Stored data

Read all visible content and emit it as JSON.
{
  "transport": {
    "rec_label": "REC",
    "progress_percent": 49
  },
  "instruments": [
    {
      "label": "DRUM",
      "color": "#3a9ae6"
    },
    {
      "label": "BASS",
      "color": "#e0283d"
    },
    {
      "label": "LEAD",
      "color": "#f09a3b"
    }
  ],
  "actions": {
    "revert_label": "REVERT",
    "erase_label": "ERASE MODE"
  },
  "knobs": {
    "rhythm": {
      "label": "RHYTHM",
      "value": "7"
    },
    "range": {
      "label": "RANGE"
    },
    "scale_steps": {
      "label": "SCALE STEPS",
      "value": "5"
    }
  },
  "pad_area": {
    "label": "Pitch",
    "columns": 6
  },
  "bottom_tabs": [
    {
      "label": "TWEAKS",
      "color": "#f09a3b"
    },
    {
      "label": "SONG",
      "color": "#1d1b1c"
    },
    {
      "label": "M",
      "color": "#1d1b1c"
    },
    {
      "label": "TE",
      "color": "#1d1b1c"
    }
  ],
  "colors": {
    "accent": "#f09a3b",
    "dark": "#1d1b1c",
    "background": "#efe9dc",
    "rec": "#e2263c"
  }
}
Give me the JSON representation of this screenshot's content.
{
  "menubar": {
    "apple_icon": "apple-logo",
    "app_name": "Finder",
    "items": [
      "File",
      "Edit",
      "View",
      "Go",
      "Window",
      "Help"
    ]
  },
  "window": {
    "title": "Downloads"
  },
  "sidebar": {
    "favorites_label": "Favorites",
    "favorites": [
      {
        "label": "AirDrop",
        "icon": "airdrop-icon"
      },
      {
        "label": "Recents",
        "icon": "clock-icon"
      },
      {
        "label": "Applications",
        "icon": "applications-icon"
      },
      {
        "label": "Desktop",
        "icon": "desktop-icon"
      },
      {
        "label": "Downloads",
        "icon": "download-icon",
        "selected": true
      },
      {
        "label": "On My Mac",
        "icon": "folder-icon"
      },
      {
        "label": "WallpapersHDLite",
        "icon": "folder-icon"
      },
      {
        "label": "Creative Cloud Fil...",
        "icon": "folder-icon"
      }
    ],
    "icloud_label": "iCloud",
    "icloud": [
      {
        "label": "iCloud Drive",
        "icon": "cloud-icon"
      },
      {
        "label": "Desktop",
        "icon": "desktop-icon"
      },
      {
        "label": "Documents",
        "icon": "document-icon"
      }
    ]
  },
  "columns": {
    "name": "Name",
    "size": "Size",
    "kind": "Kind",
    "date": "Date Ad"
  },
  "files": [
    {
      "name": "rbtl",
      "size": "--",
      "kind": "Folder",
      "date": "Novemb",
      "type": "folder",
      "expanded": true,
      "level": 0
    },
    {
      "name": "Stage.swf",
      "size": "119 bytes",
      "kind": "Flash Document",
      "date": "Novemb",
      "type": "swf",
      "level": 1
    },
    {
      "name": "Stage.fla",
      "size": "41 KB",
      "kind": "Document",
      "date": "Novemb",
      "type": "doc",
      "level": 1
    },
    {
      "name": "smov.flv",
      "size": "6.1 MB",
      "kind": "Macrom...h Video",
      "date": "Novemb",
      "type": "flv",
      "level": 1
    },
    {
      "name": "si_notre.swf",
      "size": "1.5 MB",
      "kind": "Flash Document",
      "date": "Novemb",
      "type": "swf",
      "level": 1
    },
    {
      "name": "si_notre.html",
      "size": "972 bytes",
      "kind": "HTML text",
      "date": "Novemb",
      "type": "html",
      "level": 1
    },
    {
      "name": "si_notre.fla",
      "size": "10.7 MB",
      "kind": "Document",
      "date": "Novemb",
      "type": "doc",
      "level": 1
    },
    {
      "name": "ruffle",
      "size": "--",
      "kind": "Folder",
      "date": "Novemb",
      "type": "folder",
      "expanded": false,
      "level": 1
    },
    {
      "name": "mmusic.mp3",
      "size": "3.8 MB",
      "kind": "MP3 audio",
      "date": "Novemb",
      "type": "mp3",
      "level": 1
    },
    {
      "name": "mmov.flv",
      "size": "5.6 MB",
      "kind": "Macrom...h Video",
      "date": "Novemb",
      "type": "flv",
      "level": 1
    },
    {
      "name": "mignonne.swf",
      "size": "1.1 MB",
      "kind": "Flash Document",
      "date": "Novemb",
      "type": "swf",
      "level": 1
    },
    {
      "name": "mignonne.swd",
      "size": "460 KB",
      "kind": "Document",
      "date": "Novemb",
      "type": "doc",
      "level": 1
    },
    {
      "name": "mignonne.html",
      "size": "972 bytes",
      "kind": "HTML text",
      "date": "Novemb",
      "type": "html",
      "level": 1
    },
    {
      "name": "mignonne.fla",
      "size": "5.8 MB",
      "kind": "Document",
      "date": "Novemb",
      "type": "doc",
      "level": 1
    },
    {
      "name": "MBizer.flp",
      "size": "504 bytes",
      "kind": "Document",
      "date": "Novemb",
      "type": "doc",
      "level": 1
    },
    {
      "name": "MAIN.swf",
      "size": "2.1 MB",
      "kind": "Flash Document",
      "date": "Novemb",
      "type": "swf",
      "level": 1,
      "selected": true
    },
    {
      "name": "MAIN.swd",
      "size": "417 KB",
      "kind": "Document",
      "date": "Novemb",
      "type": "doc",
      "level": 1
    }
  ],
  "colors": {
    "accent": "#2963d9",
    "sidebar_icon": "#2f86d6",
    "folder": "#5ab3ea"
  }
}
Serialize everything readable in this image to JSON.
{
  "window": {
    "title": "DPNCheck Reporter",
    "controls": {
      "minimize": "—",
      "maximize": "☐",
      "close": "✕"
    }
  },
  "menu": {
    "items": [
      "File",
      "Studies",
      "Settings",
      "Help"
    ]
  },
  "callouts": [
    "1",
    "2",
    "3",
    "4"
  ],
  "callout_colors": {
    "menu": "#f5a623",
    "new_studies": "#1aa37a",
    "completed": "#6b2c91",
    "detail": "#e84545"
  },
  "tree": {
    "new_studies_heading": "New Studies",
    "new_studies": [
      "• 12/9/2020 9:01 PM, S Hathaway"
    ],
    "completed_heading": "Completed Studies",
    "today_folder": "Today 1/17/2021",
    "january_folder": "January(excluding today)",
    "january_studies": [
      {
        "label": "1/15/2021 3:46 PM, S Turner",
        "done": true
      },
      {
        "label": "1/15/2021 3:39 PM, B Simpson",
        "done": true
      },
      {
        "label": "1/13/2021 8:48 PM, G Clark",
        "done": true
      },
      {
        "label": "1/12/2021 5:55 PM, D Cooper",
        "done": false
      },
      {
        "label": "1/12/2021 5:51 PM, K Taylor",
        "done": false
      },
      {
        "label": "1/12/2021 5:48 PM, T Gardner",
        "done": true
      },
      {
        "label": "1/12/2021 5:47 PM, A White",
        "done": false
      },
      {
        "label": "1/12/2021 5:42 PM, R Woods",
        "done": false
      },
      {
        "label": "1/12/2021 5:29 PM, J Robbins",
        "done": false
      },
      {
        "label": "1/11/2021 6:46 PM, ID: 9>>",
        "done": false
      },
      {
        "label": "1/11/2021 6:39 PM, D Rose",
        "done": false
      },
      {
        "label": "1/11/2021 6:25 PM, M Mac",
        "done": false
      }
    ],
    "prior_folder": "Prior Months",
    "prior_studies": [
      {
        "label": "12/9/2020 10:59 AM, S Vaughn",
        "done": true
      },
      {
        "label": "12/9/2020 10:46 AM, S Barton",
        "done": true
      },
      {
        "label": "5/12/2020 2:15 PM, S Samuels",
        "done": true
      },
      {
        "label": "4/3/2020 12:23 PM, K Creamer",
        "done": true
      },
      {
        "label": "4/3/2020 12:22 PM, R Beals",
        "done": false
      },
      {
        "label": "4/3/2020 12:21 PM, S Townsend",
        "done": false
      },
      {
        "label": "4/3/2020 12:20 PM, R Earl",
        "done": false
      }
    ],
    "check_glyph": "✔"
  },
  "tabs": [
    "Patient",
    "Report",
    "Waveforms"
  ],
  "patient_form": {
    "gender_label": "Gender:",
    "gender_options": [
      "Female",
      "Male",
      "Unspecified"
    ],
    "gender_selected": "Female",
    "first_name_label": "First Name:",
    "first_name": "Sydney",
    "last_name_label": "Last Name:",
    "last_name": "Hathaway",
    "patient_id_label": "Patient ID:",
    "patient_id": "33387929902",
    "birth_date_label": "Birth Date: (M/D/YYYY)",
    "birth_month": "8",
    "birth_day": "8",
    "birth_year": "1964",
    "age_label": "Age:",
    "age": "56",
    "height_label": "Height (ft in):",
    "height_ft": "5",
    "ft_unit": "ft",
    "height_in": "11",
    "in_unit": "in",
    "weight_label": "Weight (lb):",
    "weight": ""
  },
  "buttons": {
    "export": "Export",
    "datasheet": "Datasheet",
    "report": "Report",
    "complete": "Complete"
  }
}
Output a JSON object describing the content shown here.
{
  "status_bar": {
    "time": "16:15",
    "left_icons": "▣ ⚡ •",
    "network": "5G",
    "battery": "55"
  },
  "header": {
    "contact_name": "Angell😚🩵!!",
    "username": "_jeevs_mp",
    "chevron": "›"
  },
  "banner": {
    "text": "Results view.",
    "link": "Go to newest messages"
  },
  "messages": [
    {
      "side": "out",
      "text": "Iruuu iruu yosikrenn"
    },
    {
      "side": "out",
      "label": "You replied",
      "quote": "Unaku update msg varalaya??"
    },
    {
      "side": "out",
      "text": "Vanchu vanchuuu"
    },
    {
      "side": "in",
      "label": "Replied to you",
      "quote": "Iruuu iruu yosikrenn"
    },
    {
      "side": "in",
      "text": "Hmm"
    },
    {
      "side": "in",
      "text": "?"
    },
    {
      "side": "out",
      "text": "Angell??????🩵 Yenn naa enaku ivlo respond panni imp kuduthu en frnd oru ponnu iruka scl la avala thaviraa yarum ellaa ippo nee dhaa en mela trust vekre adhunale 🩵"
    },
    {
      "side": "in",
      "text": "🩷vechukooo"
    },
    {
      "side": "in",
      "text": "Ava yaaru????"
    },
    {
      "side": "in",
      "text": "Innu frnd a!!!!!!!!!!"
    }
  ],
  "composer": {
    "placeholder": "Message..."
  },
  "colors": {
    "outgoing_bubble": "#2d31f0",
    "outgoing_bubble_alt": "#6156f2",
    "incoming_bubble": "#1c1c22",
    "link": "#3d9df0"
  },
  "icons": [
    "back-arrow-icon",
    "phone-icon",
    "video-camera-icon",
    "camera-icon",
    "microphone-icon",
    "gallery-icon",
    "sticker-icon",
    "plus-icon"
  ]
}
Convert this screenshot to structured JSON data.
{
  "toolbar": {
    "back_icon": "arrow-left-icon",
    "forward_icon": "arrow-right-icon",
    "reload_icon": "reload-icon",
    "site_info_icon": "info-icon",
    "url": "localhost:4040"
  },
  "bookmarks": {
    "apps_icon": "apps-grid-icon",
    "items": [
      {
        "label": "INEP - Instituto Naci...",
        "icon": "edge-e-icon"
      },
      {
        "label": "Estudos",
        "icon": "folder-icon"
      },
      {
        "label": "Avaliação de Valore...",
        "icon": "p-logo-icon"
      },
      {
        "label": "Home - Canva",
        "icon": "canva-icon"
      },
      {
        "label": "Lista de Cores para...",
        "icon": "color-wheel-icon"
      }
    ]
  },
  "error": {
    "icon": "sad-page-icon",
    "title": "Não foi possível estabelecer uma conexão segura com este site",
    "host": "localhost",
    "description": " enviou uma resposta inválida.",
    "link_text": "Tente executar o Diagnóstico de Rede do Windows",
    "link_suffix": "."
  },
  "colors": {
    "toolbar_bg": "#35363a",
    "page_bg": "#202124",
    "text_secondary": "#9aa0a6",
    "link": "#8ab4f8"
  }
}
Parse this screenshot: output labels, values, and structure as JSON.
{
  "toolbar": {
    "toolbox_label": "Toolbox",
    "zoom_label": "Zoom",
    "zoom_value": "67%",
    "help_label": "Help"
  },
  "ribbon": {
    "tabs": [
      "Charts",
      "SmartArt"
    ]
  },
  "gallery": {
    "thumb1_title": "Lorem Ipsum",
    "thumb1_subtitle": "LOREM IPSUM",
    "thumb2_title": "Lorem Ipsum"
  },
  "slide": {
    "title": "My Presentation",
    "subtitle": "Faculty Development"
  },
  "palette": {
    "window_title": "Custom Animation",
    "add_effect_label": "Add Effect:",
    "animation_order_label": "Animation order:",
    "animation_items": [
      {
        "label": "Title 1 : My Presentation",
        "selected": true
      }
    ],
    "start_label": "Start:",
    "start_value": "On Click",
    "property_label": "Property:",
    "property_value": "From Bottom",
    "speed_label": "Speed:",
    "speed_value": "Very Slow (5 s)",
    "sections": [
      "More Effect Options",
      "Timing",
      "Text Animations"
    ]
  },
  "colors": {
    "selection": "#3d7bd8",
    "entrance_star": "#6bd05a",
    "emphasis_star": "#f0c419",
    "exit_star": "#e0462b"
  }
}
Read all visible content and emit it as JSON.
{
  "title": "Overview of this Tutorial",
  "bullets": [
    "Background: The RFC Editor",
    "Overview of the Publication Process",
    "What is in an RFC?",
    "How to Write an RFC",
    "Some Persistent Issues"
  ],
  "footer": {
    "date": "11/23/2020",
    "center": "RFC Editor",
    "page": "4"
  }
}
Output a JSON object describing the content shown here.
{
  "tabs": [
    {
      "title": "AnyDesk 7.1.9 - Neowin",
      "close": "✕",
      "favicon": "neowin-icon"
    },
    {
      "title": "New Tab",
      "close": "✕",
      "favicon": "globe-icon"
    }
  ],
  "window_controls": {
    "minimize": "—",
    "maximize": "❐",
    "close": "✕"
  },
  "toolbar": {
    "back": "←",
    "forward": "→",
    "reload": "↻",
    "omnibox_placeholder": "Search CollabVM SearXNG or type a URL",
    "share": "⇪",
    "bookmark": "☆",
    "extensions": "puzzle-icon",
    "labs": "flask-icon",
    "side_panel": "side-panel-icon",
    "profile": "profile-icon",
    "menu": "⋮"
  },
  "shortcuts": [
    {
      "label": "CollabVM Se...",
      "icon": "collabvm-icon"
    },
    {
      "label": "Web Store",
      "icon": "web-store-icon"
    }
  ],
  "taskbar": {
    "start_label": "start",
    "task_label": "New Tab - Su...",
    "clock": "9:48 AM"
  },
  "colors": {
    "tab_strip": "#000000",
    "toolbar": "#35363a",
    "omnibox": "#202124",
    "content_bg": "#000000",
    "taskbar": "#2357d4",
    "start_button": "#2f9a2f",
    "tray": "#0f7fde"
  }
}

Instructions to follow: Scan the material for lines with the word "this", and copy each line you find.

The reply:
Give me the JSON representation of this screenshot's content.
Serialize everything readable in this image to JSON.
Convert this screenshot to structured JSON data.
Parse this screenshot: output labels, values, and structure as JSON.
  "title": "Overview of this Tutorial",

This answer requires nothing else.